▸ THE EXERCISE
Write every entry out again exactly, please, and skip the pictures.

▸ EXERCISE MATERIALS
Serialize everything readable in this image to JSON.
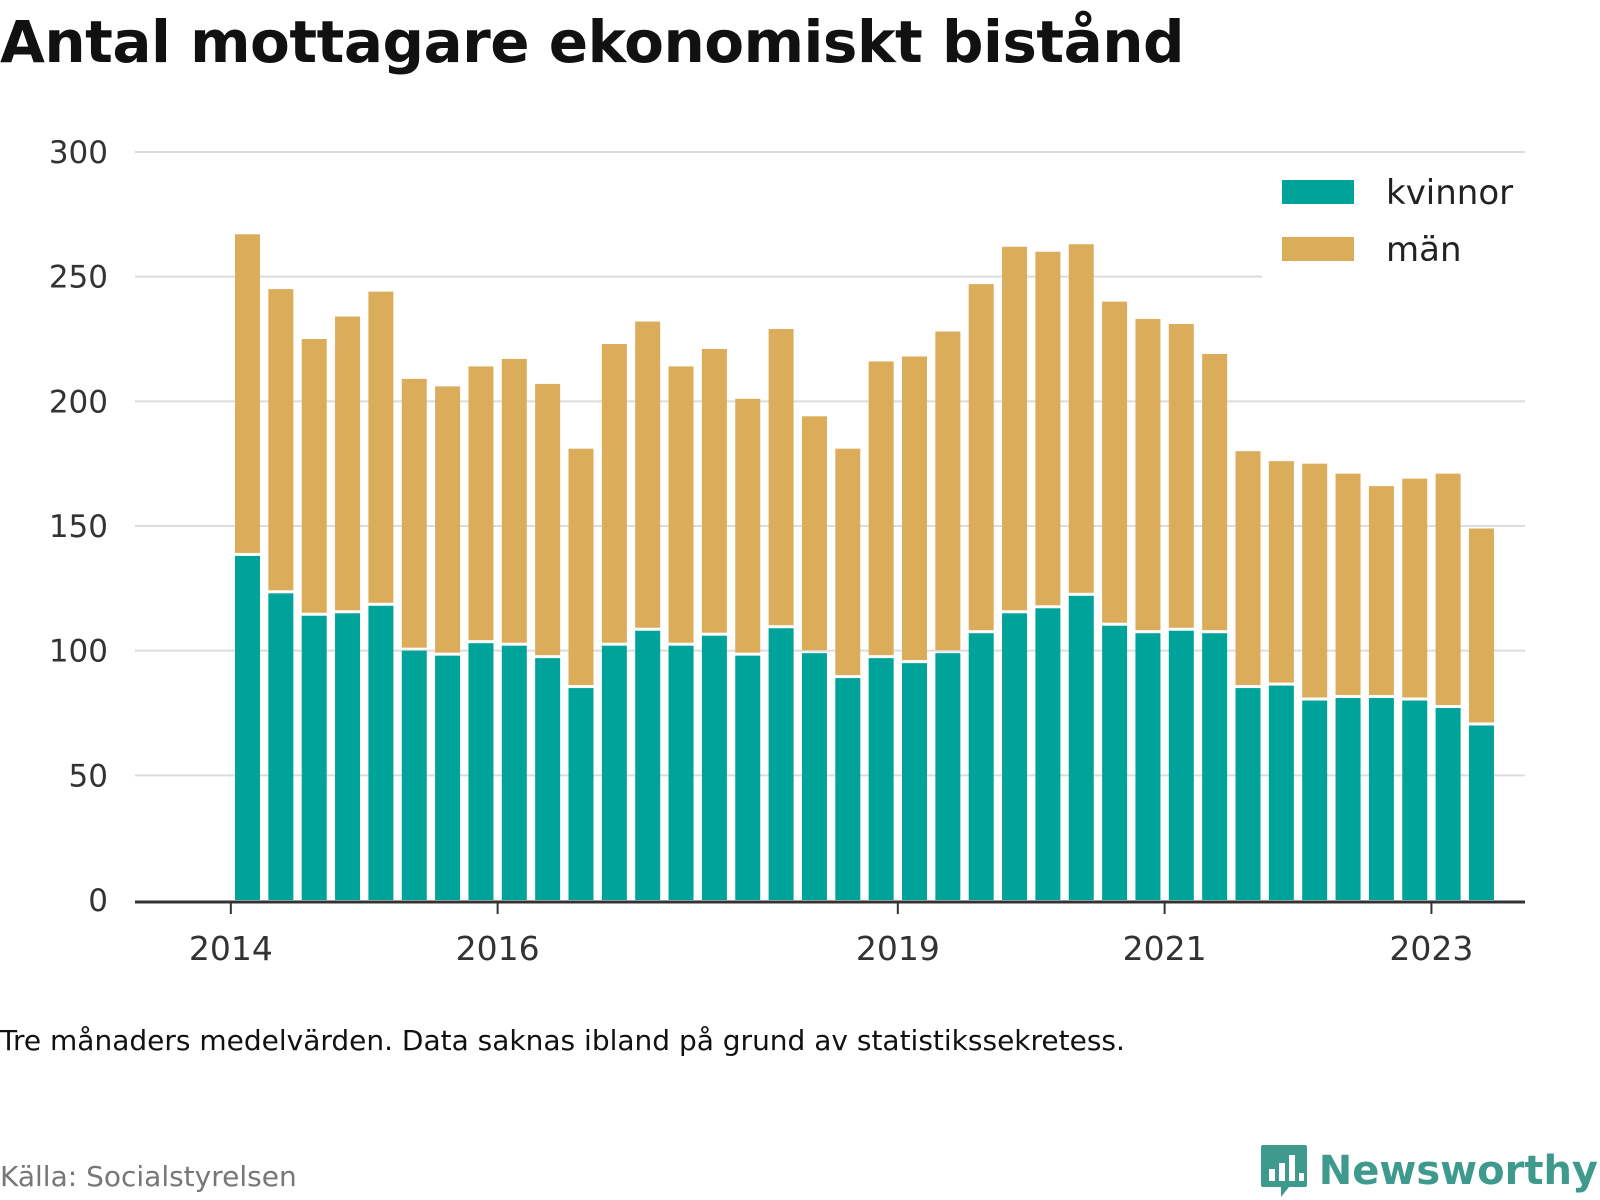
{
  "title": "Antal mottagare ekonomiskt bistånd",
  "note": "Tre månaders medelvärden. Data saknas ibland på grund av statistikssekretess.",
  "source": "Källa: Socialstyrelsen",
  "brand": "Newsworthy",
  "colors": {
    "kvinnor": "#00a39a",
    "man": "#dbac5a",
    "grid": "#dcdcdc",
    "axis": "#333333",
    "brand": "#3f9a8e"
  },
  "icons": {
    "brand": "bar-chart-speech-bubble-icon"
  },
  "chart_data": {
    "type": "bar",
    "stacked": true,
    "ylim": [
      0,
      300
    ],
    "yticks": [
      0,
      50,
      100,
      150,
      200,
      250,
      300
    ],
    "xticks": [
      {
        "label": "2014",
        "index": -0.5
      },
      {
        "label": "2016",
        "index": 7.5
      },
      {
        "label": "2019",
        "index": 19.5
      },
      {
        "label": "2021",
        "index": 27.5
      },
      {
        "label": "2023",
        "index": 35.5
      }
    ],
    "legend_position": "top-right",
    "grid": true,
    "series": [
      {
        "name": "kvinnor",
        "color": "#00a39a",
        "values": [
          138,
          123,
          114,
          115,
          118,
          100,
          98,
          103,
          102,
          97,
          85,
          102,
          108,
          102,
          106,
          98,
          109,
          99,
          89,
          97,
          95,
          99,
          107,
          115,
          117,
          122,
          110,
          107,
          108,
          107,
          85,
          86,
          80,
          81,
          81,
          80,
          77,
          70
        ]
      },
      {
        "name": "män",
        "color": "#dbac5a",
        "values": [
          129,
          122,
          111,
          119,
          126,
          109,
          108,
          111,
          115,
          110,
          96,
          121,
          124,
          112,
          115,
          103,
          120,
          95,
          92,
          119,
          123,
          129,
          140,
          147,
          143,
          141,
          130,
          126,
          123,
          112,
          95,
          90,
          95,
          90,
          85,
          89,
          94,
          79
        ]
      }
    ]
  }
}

▸ TASK RESPONSE
Serialize everything readable in this image to JSON.
{
  "title": "Antal mottagare ekonomiskt bistånd",
  "note": "Tre månaders medelvärden. Data saknas ibland på grund av statistikssekretess.",
  "source": "Källa: Socialstyrelsen",
  "brand": "Newsworthy",
  "colors": {
    "kvinnor": "#00a39a",
    "man": "#dbac5a",
    "grid": "#dcdcdc",
    "axis": "#333333",
    "brand": "#3f9a8e"
  },
  "icons": {
    "brand": "bar-chart-speech-bubble-icon"
  },
  "chart_data": {
    "type": "bar",
    "stacked": true,
    "ylim": [
      0,
      300
    ],
    "yticks": [
      0,
      50,
      100,
      150,
      200,
      250,
      300
    ],
    "xticks": [
      {
        "label": "2014",
        "index": -0.5
      },
      {
        "label": "2016",
        "index": 7.5
      },
      {
        "label": "2019",
        "index": 19.5
      },
      {
        "label": "2021",
        "index": 27.5
      },
      {
        "label": "2023",
        "index": 35.5
      }
    ],
    "legend_position": "top-right",
    "grid": true,
    "series": [
      {
        "name": "kvinnor",
        "color": "#00a39a",
        "values": [
          138,
          123,
          114,
          115,
          118,
          100,
          98,
          103,
          102,
          97,
          85,
          102,
          108,
          102,
          106,
          98,
          109,
          99,
          89,
          97,
          95,
          99,
          107,
          115,
          117,
          122,
          110,
          107,
          108,
          107,
          85,
          86,
          80,
          81,
          81,
          80,
          77,
          70
        ]
      },
      {
        "name": "män",
        "color": "#dbac5a",
        "values": [
          129,
          122,
          111,
          119,
          126,
          109,
          108,
          111,
          115,
          110,
          96,
          121,
          124,
          112,
          115,
          103,
          120,
          95,
          92,
          119,
          123,
          129,
          140,
          147,
          143,
          141,
          130,
          126,
          123,
          112,
          95,
          90,
          95,
          90,
          85,
          89,
          94,
          79
        ]
      }
    ]
  }
}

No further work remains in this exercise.